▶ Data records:
##############################

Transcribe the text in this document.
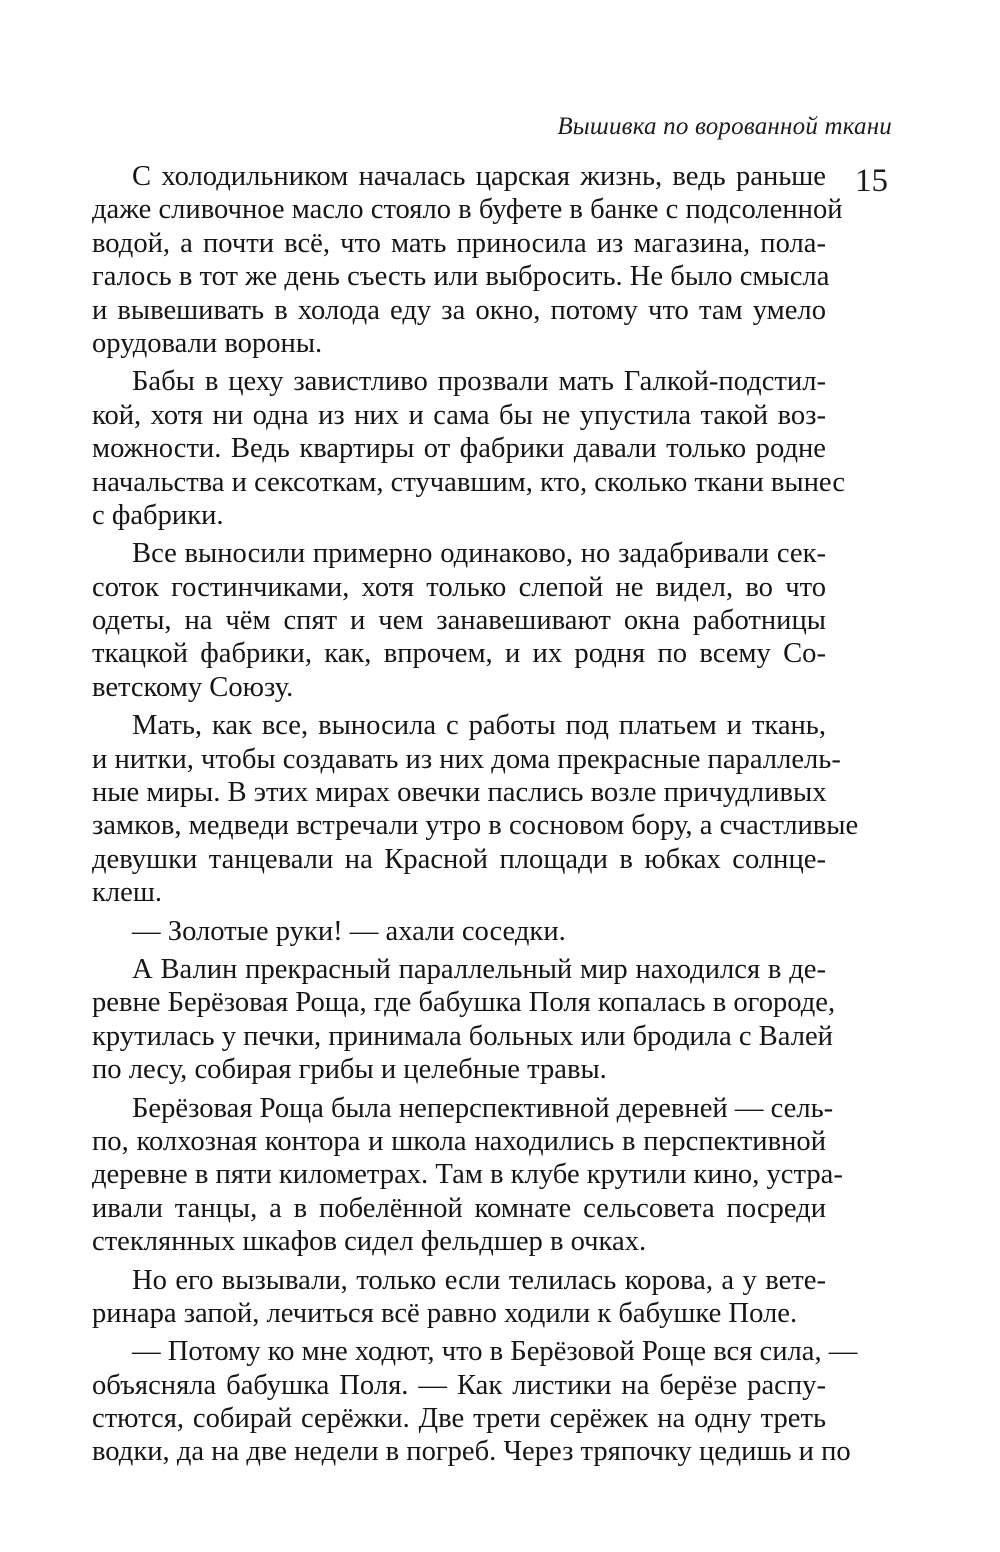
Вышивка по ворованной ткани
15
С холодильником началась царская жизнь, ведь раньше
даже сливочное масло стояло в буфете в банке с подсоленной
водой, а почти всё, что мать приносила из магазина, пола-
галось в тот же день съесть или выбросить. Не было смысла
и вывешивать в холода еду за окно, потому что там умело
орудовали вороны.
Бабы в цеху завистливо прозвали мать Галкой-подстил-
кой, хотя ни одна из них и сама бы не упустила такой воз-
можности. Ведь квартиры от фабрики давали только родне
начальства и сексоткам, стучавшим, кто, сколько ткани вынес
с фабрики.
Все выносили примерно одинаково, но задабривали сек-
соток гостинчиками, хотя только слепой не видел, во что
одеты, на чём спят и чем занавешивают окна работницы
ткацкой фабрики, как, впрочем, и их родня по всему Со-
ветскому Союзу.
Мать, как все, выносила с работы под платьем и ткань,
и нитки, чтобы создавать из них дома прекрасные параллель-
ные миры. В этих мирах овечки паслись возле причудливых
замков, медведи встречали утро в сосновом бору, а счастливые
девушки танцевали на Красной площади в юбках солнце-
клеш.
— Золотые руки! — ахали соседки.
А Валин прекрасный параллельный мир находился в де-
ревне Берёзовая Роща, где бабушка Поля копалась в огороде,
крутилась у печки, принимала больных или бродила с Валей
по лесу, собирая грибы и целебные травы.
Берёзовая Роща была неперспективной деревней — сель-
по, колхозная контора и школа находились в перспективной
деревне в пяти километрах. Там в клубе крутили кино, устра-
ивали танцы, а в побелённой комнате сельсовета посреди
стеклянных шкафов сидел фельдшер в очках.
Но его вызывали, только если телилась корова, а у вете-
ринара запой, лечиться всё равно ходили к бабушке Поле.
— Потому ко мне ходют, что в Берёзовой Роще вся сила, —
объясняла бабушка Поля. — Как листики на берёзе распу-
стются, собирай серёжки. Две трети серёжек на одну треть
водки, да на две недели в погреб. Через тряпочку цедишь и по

##############################

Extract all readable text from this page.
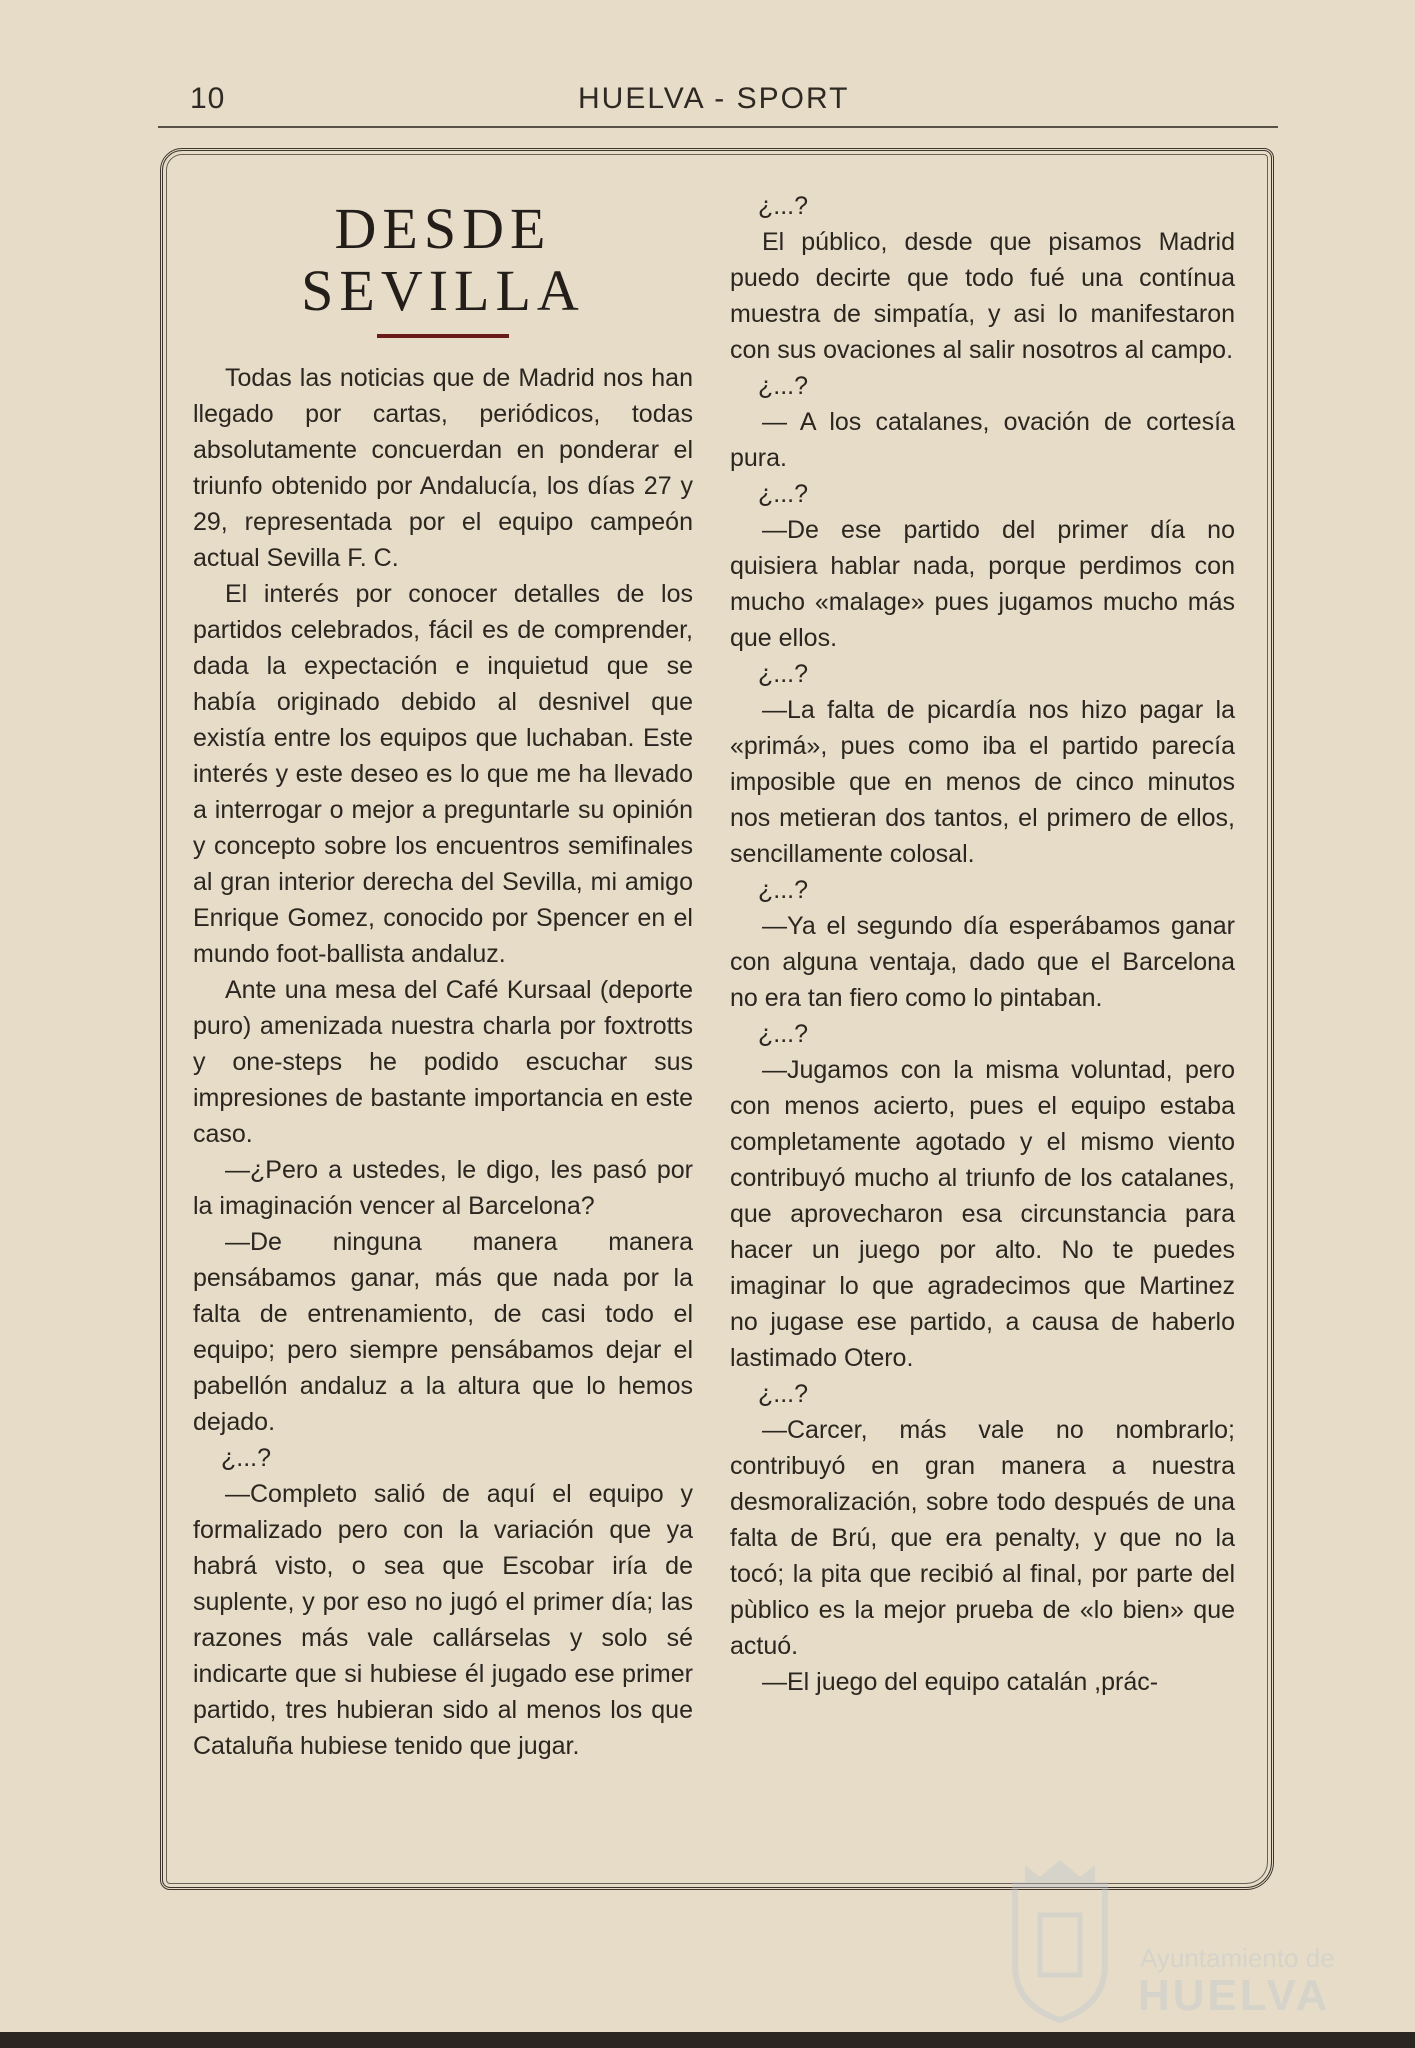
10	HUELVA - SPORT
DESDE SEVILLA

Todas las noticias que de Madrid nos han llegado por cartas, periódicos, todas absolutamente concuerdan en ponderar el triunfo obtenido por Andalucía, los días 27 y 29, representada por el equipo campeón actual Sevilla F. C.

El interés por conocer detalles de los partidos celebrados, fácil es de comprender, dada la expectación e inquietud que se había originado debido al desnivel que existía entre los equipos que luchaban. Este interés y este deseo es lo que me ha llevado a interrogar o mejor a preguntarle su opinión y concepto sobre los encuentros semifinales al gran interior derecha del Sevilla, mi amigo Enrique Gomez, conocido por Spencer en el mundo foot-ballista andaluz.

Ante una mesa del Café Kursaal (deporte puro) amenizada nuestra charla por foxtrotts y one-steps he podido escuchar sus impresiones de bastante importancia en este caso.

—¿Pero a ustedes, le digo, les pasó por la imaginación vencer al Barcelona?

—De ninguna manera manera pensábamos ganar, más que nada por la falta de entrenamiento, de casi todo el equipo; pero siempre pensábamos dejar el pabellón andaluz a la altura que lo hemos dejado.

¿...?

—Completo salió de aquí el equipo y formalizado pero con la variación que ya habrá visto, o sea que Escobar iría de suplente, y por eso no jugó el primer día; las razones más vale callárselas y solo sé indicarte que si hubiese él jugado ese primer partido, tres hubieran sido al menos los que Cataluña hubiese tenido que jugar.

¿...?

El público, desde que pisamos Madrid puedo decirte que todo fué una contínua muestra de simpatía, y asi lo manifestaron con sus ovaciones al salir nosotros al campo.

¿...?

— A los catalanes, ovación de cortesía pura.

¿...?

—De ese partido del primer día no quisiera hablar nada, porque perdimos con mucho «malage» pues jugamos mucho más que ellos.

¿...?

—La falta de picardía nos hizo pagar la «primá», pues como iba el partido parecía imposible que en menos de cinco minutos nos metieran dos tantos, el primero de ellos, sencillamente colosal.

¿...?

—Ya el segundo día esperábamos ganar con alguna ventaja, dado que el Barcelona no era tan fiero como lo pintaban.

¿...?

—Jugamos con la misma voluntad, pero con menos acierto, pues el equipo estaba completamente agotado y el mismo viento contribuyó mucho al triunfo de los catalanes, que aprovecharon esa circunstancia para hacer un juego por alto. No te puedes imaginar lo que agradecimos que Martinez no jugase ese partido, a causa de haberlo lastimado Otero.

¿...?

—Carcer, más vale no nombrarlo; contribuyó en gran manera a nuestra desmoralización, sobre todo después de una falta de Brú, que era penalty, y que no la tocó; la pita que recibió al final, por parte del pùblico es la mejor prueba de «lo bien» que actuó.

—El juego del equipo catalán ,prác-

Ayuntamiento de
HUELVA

##############################

▶ WORK TO COMPLETE: Identify each line in the records above that contains the word "ganar", and copy it out in full.

▶ EXERCISE OUTPUT:
—De ninguna manera manera pensábamos ganar, más que nada por la falta de entrenamiento, de casi todo el equipo; pero siempre pensábamos dejar el pabellón andaluz a la altura que lo hemos dejado.
—Ya el segundo día esperábamos ganar con alguna ventaja, dado que el Barcelona no era tan fiero como lo pintaban.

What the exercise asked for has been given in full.